GOAL
Make an exact copy of each entry, leaving out every picture.

GIVEN INFORMATION

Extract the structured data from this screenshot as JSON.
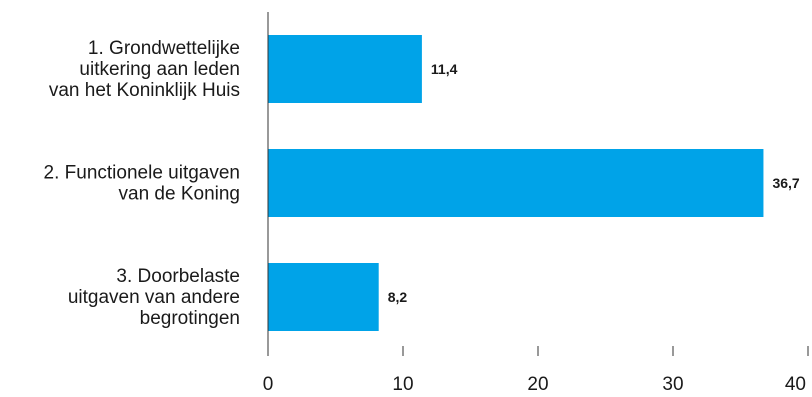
{
  "chart_data": {
    "type": "bar",
    "orientation": "horizontal",
    "categories": [
      [
        "1. Grondwettelijke",
        "uitkering aan leden",
        "van het Koninklijk Huis"
      ],
      [
        "2. Functionele uitgaven",
        "van de Koning"
      ],
      [
        "3. Doorbelaste",
        "uitgaven van andere",
        "begrotingen"
      ]
    ],
    "values": [
      11.4,
      36.7,
      8.2
    ],
    "value_labels": [
      "11,4",
      "36,7",
      "8,2"
    ],
    "xlim": [
      0,
      40
    ],
    "xticks": [
      0,
      10,
      20,
      30,
      40
    ],
    "xtick_labels": [
      "0",
      "10",
      "20",
      "30",
      "40"
    ],
    "grid": false,
    "bar_color": "#00A3E8",
    "axis_color": "#333333"
  }
}
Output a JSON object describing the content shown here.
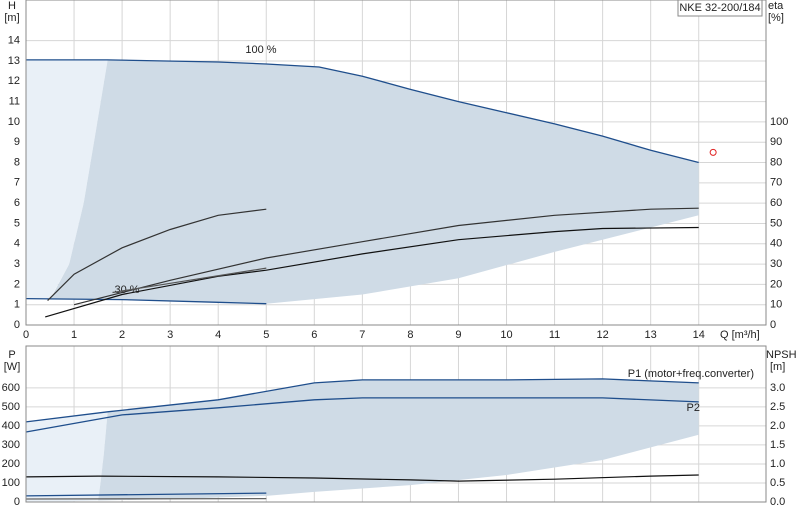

RESULT OF THIS TASK
Extract the structured data from this screenshot as JSON.
{
  "chart_data": {
    "type": "bar",
    "orientation": "horizontal",
    "categories": [
      [
        "1. Grondwettelijke",
        "uitkering aan leden",
        "van het Koninklijk Huis"
      ],
      [
        "2. Functionele uitgaven",
        "van de Koning"
      ],
      [
        "3. Doorbelaste",
        "uitgaven van andere",
        "begrotingen"
      ]
    ],
    "values": [
      11.4,
      36.7,
      8.2
    ],
    "value_labels": [
      "11,4",
      "36,7",
      "8,2"
    ],
    "xlim": [
      0,
      40
    ],
    "xticks": [
      0,
      10,
      20,
      30,
      40
    ],
    "xtick_labels": [
      "0",
      "10",
      "20",
      "30",
      "40"
    ],
    "grid": false,
    "bar_color": "#00A3E8",
    "axis_color": "#333333"
  }
}
Output a JSON object describing the content shown here.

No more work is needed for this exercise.